Directions for this task - Determine how many lines contain the string "GAAP" and reply with that number alone.

Extracted material -

● ● ● ● ● ● ●

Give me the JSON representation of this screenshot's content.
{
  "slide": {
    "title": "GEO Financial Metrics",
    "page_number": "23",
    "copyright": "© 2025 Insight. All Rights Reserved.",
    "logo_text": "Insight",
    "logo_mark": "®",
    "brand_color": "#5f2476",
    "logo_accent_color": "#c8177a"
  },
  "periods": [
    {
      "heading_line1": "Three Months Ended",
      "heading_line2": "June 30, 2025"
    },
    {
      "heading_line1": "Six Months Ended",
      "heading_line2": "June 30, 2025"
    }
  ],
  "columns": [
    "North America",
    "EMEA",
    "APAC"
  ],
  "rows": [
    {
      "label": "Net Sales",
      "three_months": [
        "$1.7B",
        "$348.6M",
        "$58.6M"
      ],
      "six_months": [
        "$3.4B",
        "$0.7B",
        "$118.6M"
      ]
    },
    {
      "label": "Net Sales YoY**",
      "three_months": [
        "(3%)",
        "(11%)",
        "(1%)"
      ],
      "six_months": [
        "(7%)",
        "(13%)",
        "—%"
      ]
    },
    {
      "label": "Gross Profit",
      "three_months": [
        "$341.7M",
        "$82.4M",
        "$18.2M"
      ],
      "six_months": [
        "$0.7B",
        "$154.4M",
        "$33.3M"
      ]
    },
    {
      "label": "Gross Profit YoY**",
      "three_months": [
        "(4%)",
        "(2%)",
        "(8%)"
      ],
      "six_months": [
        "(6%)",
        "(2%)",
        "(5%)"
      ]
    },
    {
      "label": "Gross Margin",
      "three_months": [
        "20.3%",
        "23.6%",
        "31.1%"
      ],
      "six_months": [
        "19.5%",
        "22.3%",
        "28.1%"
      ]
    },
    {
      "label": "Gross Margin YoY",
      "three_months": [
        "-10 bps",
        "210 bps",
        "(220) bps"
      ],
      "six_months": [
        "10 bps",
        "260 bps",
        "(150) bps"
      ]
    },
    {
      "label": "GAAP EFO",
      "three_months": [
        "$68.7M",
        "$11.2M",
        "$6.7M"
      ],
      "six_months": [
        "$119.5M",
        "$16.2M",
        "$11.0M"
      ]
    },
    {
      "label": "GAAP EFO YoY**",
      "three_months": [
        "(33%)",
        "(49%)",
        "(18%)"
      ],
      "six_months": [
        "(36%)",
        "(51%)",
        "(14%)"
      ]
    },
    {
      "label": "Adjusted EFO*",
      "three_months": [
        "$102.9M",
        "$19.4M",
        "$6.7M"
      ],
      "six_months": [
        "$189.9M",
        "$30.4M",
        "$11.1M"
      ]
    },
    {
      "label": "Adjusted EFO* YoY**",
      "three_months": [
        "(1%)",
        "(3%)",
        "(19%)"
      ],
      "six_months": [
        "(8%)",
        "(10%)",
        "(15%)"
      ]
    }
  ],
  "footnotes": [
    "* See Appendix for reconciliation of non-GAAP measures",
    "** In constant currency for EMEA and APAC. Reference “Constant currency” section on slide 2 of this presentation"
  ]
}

● ● ● ● ● ● ●

Exercise solution - 3